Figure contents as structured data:
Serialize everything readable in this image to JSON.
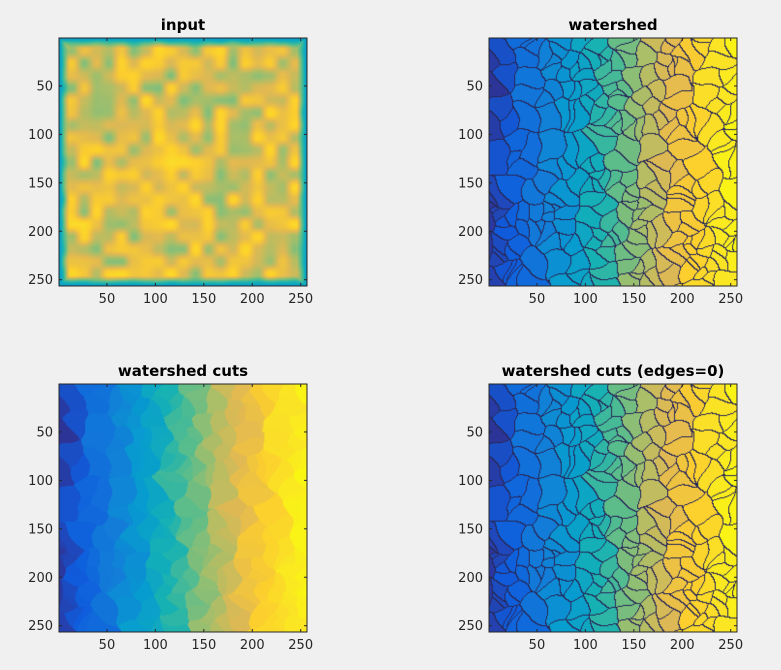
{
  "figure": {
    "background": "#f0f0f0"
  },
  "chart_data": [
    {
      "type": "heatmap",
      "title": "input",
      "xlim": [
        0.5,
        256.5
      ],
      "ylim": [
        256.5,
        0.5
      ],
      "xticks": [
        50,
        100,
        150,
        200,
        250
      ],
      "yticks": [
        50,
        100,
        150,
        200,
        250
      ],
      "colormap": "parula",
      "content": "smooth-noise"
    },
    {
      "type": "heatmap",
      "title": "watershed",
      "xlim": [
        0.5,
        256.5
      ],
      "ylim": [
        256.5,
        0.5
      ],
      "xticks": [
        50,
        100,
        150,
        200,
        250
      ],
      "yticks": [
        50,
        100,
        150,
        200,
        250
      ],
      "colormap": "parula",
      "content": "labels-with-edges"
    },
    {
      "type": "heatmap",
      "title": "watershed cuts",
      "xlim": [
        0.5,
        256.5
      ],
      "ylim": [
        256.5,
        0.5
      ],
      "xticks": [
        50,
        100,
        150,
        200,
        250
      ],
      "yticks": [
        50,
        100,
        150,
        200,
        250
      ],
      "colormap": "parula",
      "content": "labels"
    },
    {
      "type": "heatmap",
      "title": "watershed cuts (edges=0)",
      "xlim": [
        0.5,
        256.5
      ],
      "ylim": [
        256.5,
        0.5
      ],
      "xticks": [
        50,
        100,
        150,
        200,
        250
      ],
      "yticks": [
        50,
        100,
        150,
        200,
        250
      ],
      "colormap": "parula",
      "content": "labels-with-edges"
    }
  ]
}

## What needs to be done
Leave out every picture and copy the rest of the records exactly.

## Solution for this task
Serialize everything readable in this image to JSON.
{
  "figure": {
    "background": "#f0f0f0"
  },
  "chart_data": [
    {
      "type": "heatmap",
      "title": "input",
      "xlim": [
        0.5,
        256.5
      ],
      "ylim": [
        256.5,
        0.5
      ],
      "xticks": [
        50,
        100,
        150,
        200,
        250
      ],
      "yticks": [
        50,
        100,
        150,
        200,
        250
      ],
      "colormap": "parula",
      "content": "smooth-noise"
    },
    {
      "type": "heatmap",
      "title": "watershed",
      "xlim": [
        0.5,
        256.5
      ],
      "ylim": [
        256.5,
        0.5
      ],
      "xticks": [
        50,
        100,
        150,
        200,
        250
      ],
      "yticks": [
        50,
        100,
        150,
        200,
        250
      ],
      "colormap": "parula",
      "content": "labels-with-edges"
    },
    {
      "type": "heatmap",
      "title": "watershed cuts",
      "xlim": [
        0.5,
        256.5
      ],
      "ylim": [
        256.5,
        0.5
      ],
      "xticks": [
        50,
        100,
        150,
        200,
        250
      ],
      "yticks": [
        50,
        100,
        150,
        200,
        250
      ],
      "colormap": "parula",
      "content": "labels"
    },
    {
      "type": "heatmap",
      "title": "watershed cuts (edges=0)",
      "xlim": [
        0.5,
        256.5
      ],
      "ylim": [
        256.5,
        0.5
      ],
      "xticks": [
        50,
        100,
        150,
        200,
        250
      ],
      "yticks": [
        50,
        100,
        150,
        200,
        250
      ],
      "colormap": "parula",
      "content": "labels-with-edges"
    }
  ]
}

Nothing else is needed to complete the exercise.